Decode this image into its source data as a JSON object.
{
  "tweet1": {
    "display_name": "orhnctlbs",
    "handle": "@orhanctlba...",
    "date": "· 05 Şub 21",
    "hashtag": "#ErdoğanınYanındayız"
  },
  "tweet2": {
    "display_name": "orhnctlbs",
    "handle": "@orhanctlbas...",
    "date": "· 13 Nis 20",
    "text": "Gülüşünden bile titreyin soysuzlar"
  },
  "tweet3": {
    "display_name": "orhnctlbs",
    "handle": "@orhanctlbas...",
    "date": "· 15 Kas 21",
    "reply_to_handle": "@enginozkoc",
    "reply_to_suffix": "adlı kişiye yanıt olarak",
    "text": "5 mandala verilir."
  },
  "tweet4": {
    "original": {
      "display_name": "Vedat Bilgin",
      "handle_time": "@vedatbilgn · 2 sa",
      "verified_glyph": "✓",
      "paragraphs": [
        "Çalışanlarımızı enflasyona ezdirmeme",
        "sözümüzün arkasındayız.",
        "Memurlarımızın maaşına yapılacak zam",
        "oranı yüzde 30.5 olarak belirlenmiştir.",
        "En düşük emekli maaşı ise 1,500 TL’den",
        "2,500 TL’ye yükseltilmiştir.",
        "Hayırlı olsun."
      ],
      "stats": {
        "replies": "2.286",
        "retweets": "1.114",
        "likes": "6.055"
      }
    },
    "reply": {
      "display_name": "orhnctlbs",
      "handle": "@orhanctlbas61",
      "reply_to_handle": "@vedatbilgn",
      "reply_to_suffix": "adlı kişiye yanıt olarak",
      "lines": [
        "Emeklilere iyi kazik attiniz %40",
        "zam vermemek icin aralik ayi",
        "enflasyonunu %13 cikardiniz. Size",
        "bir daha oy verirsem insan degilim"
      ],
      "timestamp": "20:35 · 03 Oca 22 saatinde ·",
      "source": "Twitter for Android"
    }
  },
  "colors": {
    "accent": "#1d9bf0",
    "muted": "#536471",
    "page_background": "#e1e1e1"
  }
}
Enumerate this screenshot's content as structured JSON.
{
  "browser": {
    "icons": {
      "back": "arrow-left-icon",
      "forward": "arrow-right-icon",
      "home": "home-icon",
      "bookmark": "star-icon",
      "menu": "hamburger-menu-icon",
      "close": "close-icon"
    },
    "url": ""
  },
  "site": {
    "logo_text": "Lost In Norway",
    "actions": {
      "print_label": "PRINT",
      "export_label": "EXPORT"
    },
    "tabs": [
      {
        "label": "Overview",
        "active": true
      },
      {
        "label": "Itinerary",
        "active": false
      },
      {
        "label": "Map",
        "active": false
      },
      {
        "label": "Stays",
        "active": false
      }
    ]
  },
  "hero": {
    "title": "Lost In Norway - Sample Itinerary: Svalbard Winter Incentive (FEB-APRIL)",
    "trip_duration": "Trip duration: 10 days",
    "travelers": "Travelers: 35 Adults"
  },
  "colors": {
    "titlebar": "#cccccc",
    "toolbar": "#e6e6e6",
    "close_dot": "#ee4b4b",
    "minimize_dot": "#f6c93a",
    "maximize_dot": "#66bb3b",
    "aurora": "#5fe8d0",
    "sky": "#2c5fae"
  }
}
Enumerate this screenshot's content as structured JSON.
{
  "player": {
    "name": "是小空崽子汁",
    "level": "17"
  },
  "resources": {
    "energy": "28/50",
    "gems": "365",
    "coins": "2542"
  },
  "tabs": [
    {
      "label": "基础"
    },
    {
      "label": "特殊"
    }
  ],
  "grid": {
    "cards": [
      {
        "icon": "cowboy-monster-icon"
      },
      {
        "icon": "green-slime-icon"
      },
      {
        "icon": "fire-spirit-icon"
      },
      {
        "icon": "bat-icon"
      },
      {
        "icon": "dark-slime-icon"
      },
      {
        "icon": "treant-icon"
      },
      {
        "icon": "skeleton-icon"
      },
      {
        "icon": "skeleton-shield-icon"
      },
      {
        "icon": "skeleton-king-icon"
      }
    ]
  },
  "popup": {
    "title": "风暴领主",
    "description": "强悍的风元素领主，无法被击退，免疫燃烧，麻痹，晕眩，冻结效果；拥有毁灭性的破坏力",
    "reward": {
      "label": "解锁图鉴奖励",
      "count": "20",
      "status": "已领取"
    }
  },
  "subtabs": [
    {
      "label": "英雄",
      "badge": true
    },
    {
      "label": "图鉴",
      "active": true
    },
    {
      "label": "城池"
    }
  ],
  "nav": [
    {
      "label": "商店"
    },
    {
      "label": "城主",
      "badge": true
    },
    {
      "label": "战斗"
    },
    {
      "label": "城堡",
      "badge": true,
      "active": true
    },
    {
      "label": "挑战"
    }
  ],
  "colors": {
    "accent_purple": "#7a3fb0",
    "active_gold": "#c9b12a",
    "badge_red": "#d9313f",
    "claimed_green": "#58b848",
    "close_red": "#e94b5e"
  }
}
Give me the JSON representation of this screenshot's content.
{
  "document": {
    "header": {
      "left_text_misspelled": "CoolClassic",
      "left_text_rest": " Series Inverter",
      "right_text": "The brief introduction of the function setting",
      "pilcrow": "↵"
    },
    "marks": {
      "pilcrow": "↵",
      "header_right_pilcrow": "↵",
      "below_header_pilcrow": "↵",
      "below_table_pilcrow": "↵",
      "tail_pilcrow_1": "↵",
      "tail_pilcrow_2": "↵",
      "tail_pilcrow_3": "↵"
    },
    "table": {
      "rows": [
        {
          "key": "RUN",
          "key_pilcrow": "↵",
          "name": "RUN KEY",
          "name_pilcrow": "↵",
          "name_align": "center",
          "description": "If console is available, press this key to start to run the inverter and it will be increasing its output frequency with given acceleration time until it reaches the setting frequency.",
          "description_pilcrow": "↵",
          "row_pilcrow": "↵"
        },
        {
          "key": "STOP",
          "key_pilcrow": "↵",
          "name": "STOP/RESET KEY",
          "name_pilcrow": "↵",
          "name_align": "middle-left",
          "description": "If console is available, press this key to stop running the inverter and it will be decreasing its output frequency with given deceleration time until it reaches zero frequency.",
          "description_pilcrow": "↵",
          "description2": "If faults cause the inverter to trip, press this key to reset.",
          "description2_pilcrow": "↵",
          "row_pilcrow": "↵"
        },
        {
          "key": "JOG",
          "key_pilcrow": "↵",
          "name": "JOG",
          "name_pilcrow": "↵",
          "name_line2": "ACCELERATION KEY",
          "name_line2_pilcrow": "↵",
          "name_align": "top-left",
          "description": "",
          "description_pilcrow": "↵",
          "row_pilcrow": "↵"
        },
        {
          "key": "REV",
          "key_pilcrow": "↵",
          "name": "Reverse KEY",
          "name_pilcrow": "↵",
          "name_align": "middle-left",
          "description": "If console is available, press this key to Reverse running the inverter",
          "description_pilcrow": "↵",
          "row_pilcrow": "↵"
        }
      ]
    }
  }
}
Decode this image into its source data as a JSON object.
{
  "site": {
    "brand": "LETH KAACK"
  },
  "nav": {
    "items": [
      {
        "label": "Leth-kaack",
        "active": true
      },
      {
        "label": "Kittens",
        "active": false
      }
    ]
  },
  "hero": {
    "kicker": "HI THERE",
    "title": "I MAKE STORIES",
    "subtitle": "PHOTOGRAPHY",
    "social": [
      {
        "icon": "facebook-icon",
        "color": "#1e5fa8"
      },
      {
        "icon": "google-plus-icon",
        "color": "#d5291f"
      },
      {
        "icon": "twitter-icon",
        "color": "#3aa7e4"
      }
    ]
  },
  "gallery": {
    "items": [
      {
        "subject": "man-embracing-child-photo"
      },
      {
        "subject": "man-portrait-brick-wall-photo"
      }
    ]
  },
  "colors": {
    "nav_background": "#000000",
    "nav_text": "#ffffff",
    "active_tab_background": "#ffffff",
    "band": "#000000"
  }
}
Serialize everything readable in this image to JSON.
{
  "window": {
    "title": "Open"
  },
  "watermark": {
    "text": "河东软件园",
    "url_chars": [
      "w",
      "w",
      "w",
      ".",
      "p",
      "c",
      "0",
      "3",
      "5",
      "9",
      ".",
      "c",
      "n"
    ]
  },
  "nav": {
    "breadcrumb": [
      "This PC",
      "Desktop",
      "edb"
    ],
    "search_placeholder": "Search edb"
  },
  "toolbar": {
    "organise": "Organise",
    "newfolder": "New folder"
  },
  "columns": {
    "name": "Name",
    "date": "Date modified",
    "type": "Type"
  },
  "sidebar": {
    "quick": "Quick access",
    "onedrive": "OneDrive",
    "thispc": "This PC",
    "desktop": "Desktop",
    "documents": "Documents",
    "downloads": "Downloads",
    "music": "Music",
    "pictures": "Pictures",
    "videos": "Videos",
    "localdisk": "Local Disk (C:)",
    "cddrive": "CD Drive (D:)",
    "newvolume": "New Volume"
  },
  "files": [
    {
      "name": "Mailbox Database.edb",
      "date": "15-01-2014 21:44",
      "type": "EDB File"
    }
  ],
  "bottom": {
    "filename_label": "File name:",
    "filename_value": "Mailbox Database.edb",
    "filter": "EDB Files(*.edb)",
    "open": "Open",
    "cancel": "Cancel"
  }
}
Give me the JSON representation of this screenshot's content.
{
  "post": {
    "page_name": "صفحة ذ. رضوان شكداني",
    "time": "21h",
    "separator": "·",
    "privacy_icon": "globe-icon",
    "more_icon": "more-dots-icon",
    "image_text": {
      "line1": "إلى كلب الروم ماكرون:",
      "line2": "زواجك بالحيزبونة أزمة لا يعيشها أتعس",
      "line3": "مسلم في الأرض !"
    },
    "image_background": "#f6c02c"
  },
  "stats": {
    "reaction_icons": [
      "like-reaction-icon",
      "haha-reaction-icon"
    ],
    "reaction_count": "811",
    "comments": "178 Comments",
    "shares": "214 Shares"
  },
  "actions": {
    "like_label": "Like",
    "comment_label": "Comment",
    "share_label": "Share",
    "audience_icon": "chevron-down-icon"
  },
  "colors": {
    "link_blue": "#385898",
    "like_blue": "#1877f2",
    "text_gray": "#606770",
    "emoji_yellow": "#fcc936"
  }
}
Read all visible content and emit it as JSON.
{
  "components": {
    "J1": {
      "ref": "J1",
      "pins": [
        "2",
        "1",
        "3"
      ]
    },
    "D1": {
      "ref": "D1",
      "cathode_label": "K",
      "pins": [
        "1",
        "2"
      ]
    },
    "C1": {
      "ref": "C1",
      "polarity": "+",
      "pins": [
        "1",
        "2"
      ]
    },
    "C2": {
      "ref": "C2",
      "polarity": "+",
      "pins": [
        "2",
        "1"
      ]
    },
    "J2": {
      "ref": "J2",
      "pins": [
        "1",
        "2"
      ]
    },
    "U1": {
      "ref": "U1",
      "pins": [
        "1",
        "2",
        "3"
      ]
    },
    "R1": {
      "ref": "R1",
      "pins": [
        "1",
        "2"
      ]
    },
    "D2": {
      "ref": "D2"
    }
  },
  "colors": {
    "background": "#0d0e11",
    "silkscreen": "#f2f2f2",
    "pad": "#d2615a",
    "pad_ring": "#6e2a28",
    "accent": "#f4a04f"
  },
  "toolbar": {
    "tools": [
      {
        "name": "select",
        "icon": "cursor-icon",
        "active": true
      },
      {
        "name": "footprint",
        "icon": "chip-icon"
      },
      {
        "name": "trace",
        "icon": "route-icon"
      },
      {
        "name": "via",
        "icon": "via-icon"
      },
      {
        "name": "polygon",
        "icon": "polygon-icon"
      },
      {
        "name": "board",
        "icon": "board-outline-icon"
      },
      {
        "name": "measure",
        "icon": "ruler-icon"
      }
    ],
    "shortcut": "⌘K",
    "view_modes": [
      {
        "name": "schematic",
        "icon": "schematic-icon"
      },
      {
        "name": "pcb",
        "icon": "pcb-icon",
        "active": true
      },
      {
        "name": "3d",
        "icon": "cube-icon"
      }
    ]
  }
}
● ● ● ● ●
=== To do ===
Return each full line of the entries that contains the word "available".

=== Written reply ===
          "description": "If console is available, press this key to start to run the inverter and it will be increasing its output frequency with given acceleration time until it reaches the setting frequency.",
          "description": "If console is available, press this key to stop running the inverter and it will be decreasing its output frequency with given deceleration time until it reaches zero frequency.",
          "description": "If console is available, press this key to Reverse running the inverter",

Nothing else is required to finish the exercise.